Extracted data entries
********

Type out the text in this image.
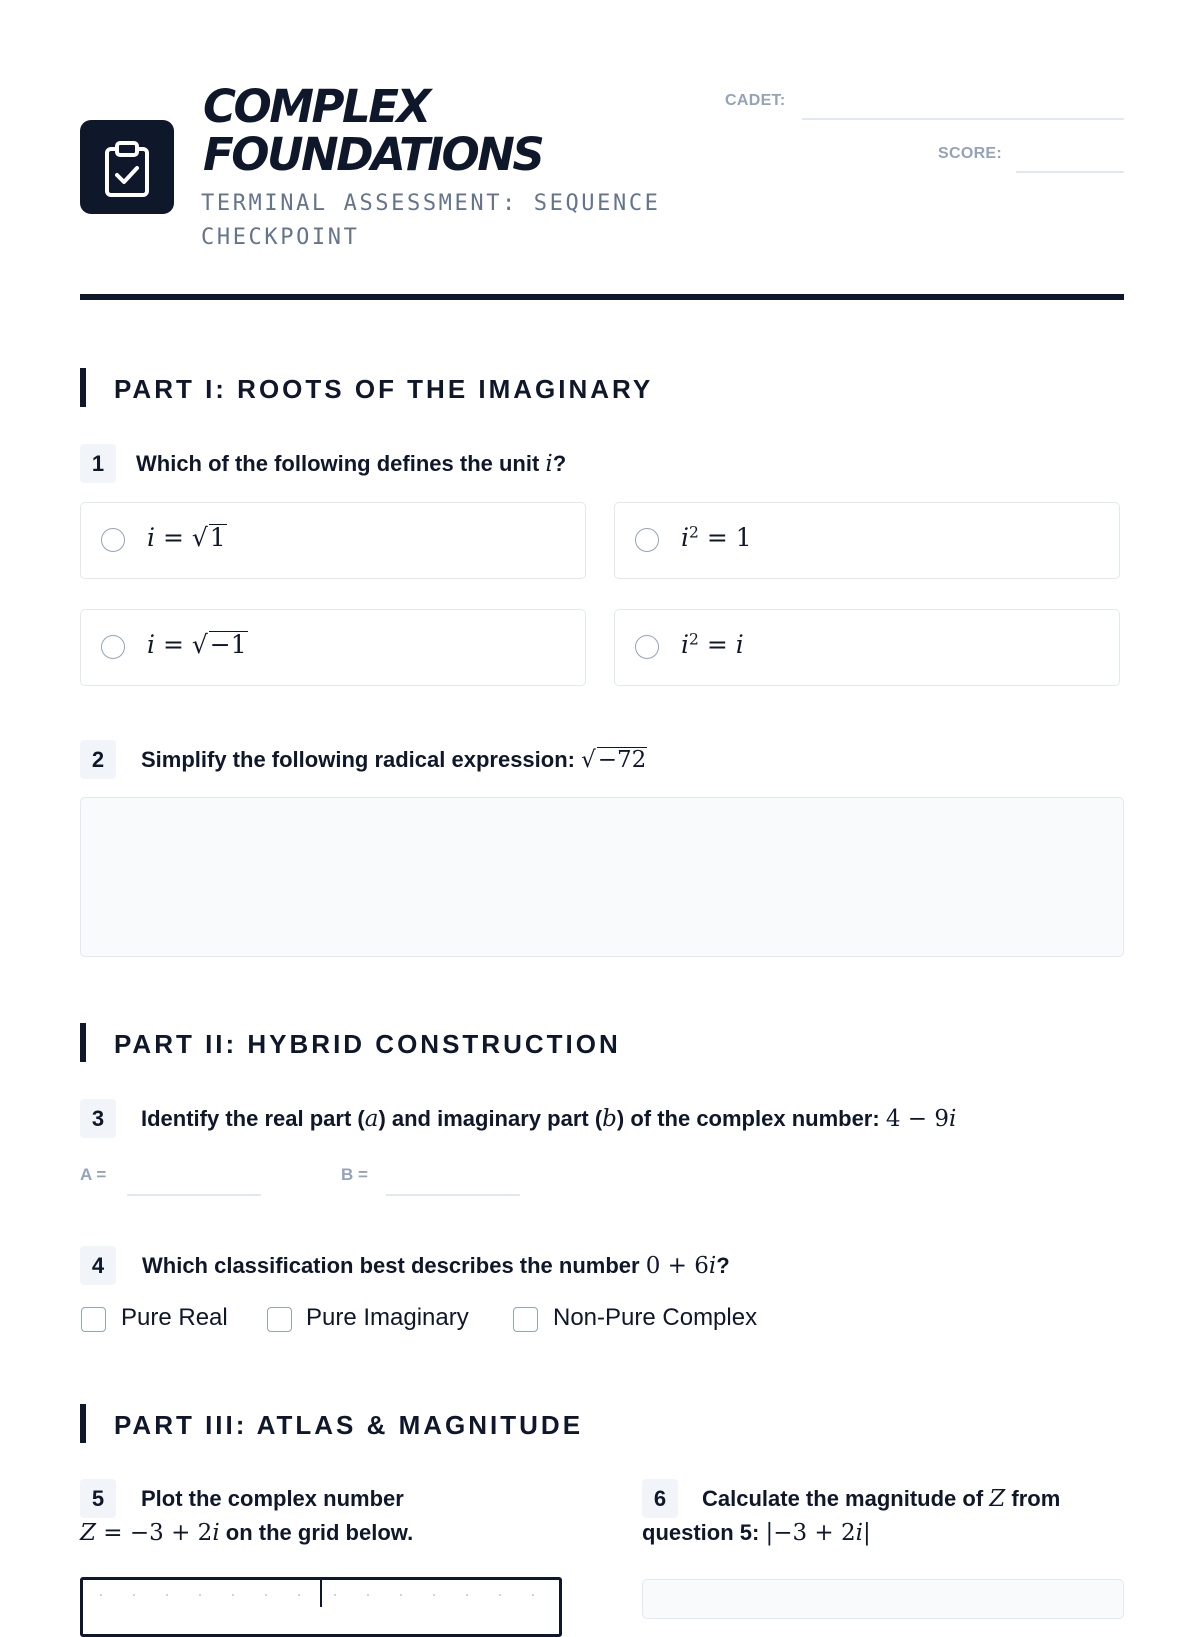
COMPLEX
FOUNDATIONS
TERMINAL ASSESSMENT: SEQUENCE CHECKPOINT
CADET:
SCORE:
PART I: ROOTS OF THE IMAGINARY
1	Which of the following defines the unit i?
i = √1	$i^2 = 1$
i = √−1	$i^2 = i$
2	Simplify the following radical expression: √−72
PART II: HYBRID CONSTRUCTION
3	Identify the real part (a) and imaginary part (b) of the complex number: 4 − 9i
A =	B =
4	Which classification best describes the number 0 + 6i?
Pure Real	Pure Imaginary	Non-Pure Complex
PART III: ATLAS & MAGNITUDE
5	Plot the complex number
Z = −3 + 2i on the grid below.
6	Calculate the magnitude of Z from
question 5: |−3 + 2i|
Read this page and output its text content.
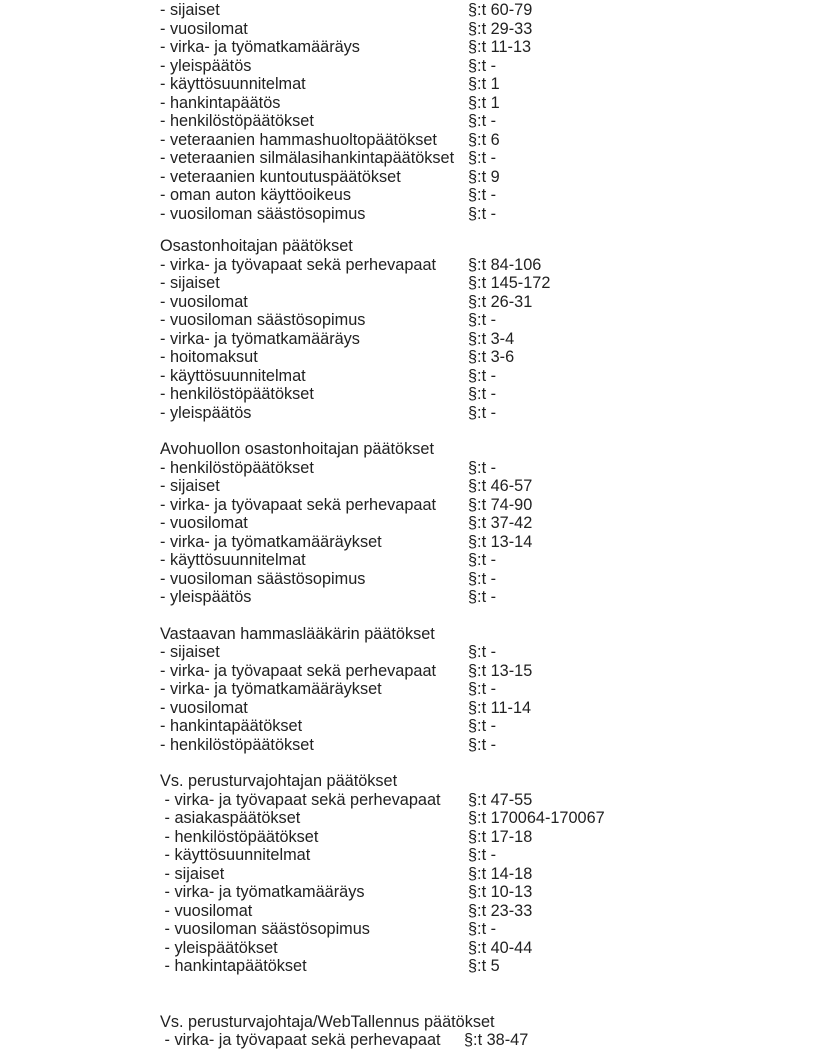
- sijaiset	§:t 60-79
- vuosilomat	§:t 29-33
- virka- ja työmatkamääräys	§:t 11-13
- yleispäätös	§:t -
- käyttösuunnitelmat	§:t 1
- hankintapäätös	§:t 1
- henkilöstöpäätökset	§:t -
- veteraanien hammashuoltopäätökset §:t 6
- veteraanien silmälasihankintapäätökset §:t -
- veteraanien kuntoutuspäätökset	§:t 9
- oman auton käyttöoikeus	§:t -
- vuosiloman säästösopimus	§:t -
Osastonhoitajan päätökset
- virka- ja työvapaat sekä perhevapaat §:t 84-106
- sijaiset	§:t 145-172
- vuosilomat	§:t 26-31
- vuosiloman säästösopimus	§:t -
- virka- ja työmatkamääräys	§:t 3-4
- hoitomaksut	§:t 3-6
- käyttösuunnitelmat	§:t -
- henkilöstöpäätökset	§:t -
- yleispäätös	§:t -
Avohuollon osastonhoitajan päätökset
- henkilöstöpäätökset	§:t -
- sijaiset	§:t 46-57
- virka- ja työvapaat sekä perhevapaat §:t 74-90
- vuosilomat	§:t 37-42
- virka- ja työmatkamääräykset	§:t 13-14
- käyttösuunnitelmat	§:t -
- vuosiloman säästösopimus	§:t -
- yleispäätös	§:t -
Vastaavan hammaslääkärin päätökset
- sijaiset	§:t -
- virka- ja työvapaat sekä perhevapaat §:t 13-15
- virka- ja työmatkamääräykset	§:t -
- vuosilomat	§:t 11-14
- hankintapäätökset	§:t -
- henkilöstöpäätökset	§:t -
Vs. perusturvajohtajan päätökset
- virka- ja työvapaat sekä perhevapaat §:t 47-55
- asiakaspäätökset	§:t 170064-170067
- henkilöstöpäätökset	§:t 17-18
- käyttösuunnitelmat	§:t -
- sijaiset	§:t 14-18
- virka- ja työmatkamääräys	§:t 10-13
- vuosilomat	§:t 23-33
- vuosiloman säästösopimus	§:t -
- yleispäätökset	§:t 40-44
- hankintapäätökset	§:t 5
Vs. perusturvajohtaja/WebTallennus päätökset
- virka- ja työvapaat sekä perhevapaat §:t 38-47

********

Task description
For each line in the data above that contains the string "sijaiset", extract the line.

Result for this exercise
- sijaiset	§:t 60-79
- sijaiset	§:t 145-172
- sijaiset	§:t 46-57
- sijaiset	§:t -
- sijaiset	§:t 14-18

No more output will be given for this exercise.